[Start of PROVIDED RECORDS]

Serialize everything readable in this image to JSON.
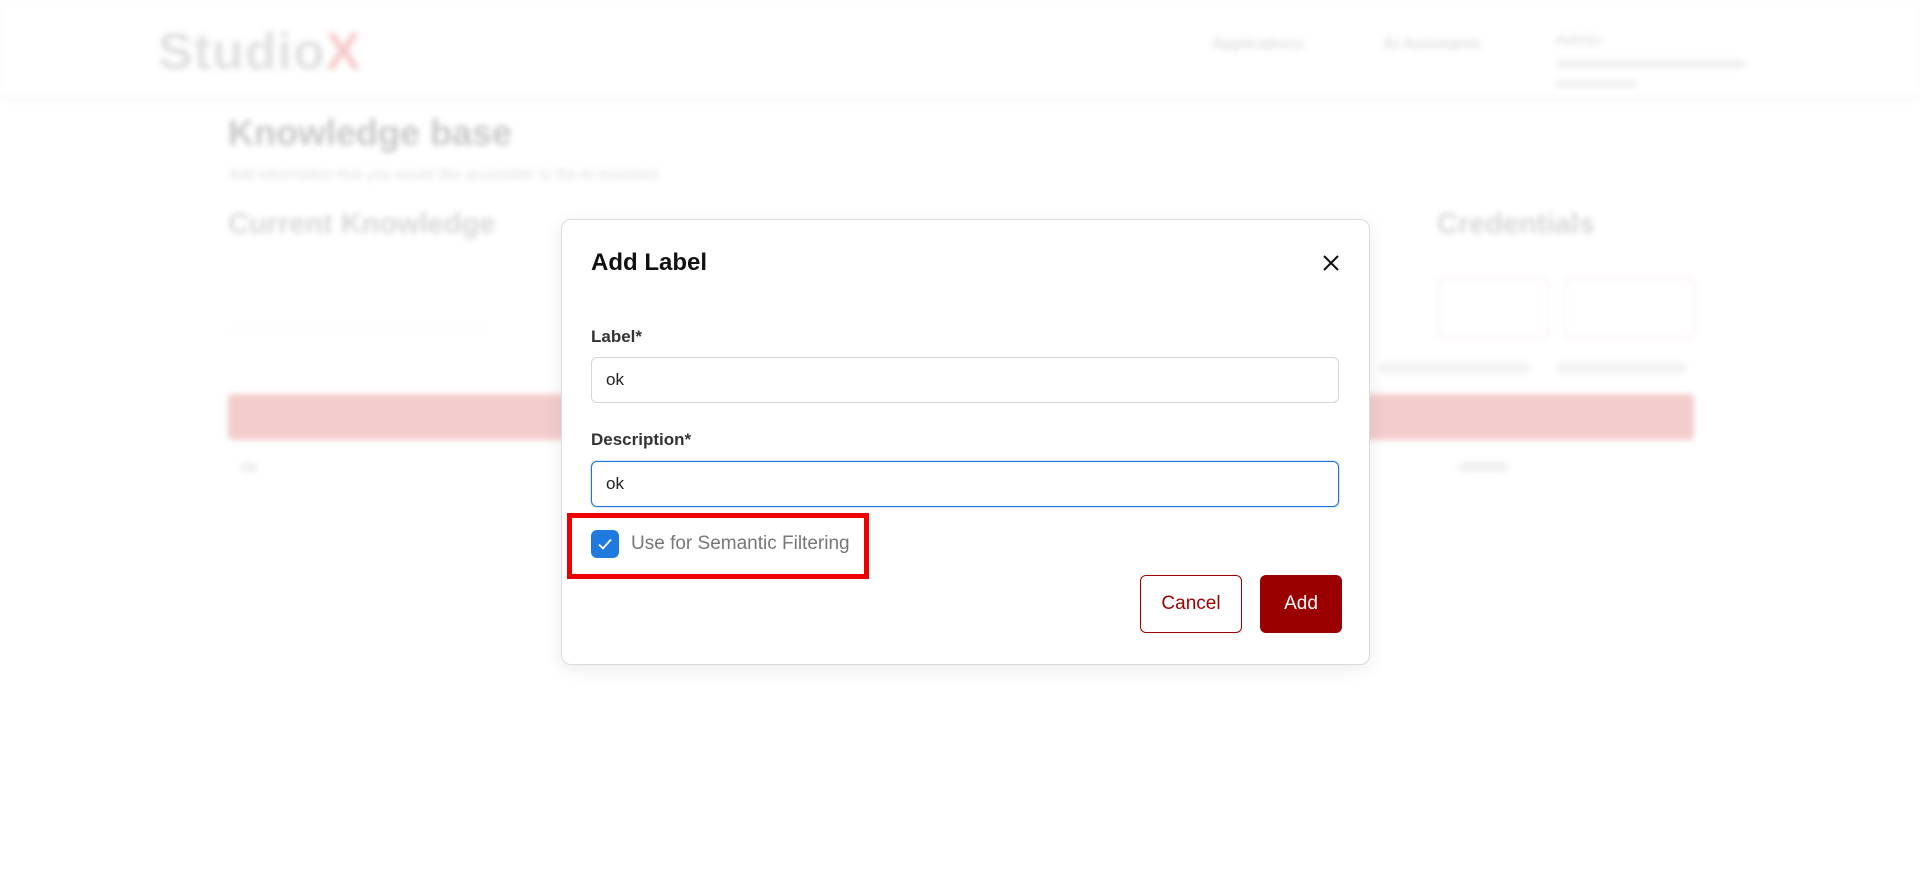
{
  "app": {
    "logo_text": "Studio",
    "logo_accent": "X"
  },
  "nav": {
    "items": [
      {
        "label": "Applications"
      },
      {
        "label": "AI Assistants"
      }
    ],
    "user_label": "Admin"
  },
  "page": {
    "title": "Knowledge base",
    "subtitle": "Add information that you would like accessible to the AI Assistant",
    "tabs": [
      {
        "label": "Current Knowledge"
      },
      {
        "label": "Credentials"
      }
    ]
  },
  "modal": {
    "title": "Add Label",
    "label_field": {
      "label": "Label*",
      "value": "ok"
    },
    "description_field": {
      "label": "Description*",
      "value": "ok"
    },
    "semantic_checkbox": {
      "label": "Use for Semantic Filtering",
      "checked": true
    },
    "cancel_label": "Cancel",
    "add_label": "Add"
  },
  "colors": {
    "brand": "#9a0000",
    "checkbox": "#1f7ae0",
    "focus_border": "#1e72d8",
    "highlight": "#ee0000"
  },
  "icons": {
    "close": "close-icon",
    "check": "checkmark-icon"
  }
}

[End of PROVIDED RECORDS]
[Start of PROVIDED RECORDS]

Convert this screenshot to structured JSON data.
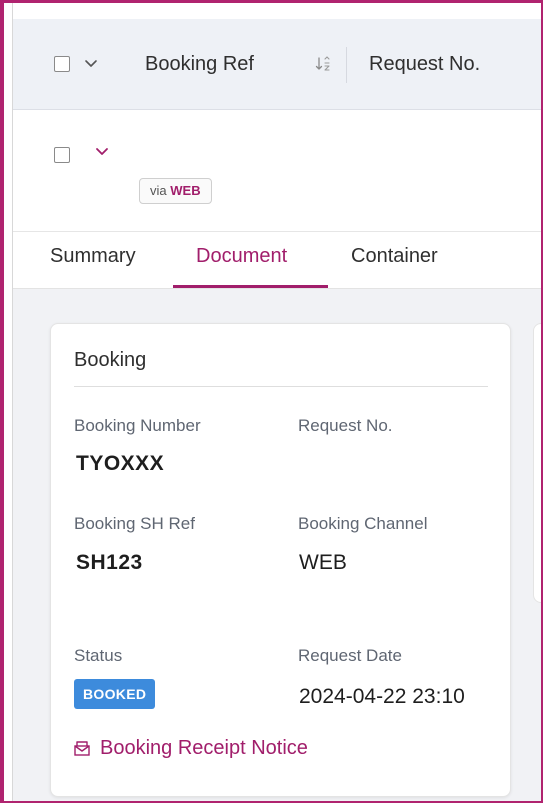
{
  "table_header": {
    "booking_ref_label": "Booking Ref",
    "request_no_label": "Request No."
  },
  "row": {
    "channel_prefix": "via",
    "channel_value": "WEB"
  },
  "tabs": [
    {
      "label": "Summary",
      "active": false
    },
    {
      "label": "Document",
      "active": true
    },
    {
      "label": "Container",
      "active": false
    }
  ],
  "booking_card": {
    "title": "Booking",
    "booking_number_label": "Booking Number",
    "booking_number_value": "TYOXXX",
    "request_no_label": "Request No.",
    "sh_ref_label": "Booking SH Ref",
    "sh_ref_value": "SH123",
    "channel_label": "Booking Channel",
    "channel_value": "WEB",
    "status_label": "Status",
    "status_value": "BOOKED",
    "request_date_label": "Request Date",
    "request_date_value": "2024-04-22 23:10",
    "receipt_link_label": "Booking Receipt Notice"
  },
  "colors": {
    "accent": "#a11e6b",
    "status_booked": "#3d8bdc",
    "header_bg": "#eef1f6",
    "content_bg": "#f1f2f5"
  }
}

[End of PROVIDED RECORDS]

_TASK STATEMENT:_ Scan the lines for the string "JSON". Copy out each line that matches.

_THE RESPONSE:_
Serialize everything readable in this image to JSON.
Convert this screenshot to structured JSON data.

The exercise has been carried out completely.